WHAT YOU NEED TO DO
Set the following entries down again exactly, line by line.

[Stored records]
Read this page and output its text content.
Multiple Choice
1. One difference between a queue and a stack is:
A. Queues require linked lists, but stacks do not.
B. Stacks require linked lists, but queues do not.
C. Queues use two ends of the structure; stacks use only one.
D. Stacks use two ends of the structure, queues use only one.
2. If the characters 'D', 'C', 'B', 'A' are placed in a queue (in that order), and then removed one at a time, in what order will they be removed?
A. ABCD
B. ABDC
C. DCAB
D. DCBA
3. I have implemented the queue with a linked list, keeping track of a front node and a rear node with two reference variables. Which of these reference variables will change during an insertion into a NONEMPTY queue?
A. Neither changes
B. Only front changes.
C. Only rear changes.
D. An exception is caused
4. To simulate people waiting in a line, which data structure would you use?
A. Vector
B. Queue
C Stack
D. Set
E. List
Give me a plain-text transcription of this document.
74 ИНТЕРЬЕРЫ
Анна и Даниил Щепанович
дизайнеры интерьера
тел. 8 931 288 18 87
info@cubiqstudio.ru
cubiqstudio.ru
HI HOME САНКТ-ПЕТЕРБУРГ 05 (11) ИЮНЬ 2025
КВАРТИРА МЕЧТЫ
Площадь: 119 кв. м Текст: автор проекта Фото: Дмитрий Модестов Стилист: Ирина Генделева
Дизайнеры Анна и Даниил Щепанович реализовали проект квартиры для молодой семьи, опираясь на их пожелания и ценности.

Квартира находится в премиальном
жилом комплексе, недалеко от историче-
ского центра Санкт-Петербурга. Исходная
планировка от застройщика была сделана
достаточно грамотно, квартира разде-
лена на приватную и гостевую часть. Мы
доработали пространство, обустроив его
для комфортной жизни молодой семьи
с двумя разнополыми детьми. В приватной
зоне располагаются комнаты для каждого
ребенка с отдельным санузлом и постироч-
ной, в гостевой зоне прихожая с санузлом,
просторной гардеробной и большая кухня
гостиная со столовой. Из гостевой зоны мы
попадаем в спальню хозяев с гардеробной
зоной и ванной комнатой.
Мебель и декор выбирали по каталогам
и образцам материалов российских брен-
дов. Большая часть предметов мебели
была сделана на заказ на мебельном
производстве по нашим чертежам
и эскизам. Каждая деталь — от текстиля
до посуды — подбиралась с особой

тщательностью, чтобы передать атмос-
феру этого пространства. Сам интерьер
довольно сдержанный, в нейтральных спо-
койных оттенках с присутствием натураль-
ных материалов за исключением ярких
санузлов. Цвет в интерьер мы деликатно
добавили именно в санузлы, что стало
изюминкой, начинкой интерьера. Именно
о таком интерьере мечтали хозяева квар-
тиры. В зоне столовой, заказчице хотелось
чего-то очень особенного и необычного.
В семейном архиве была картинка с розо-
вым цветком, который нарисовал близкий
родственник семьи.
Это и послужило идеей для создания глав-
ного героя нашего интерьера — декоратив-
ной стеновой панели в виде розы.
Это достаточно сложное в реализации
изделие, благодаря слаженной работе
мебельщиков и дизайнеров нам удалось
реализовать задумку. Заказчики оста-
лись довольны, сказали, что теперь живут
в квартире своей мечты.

TASK RESPONSE
Read this page and output its text content.
Multiple Choice
1. One difference between a queue and a stack is:
A. Queues require linked lists, but stacks do not.
B. Stacks require linked lists, but queues do not.
C. Queues use two ends of the structure; stacks use only one.
D. Stacks use two ends of the structure, queues use only one.
2. If the characters 'D', 'C', 'B', 'A' are placed in a queue (in that order), and then removed one at a time, in what order will they be removed?
A. ABCD
B. ABDC
C. DCAB
D. DCBA
3. I have implemented the queue with a linked list, keeping track of a front node and a rear node with two reference variables. Which of these reference variables will change during an insertion into a NONEMPTY queue?
A. Neither changes
B. Only front changes.
C. Only rear changes.
D. An exception is caused
4. To simulate people waiting in a line, which data structure would you use?
A. Vector
B. Queue
C Stack
D. Set
E. List
Give me a plain-text transcription of this document.
74 ИНТЕРЬЕРЫ
Анна и Даниил Щепанович
дизайнеры интерьера
тел. 8 931 288 18 87
info@cubiqstudio.ru
cubiqstudio.ru
HI HOME САНКТ-ПЕТЕРБУРГ 05 (11) ИЮНЬ 2025
КВАРТИРА МЕЧТЫ
Площадь: 119 кв. м Текст: автор проекта Фото: Дмитрий Модестов Стилист: Ирина Генделева
Дизайнеры Анна и Даниил Щепанович реализовали проект квартиры для молодой семьи, опираясь на их пожелания и ценности.

Квартира находится в премиальном
жилом комплексе, недалеко от историче-
ского центра Санкт-Петербурга. Исходная
планировка от застройщика была сделана
достаточно грамотно, квартира разде-
лена на приватную и гостевую часть. Мы
доработали пространство, обустроив его
для комфортной жизни молодой семьи
с двумя разнополыми детьми. В приватной
зоне располагаются комнаты для каждого
ребенка с отдельным санузлом и постироч-
ной, в гостевой зоне прихожая с санузлом,
просторной гардеробной и большая кухня
гостиная со столовой. Из гостевой зоны мы
попадаем в спальню хозяев с гардеробной
зоной и ванной комнатой.
Мебель и декор выбирали по каталогам
и образцам материалов российских брен-
дов. Большая часть предметов мебели
была сделана на заказ на мебельном
производстве по нашим чертежам
и эскизам. Каждая деталь — от текстиля
до посуды — подбиралась с особой

тщательностью, чтобы передать атмос-
феру этого пространства. Сам интерьер
довольно сдержанный, в нейтральных спо-
койных оттенках с присутствием натураль-
ных материалов за исключением ярких
санузлов. Цвет в интерьер мы деликатно
добавили именно в санузлы, что стало
изюминкой, начинкой интерьера. Именно
о таком интерьере мечтали хозяева квар-
тиры. В зоне столовой, заказчице хотелось
чего-то очень особенного и необычного.
В семейном архиве была картинка с розо-
вым цветком, который нарисовал близкий
родственник семьи.
Это и послужило идеей для создания глав-
ного героя нашего интерьера — декоратив-
ной стеновой панели в виде розы.
Это достаточно сложное в реализации
изделие, благодаря слаженной работе
мебельщиков и дизайнеров нам удалось
реализовать задумку. Заказчики оста-
лись довольны, сказали, что теперь живут
в квартире своей мечты.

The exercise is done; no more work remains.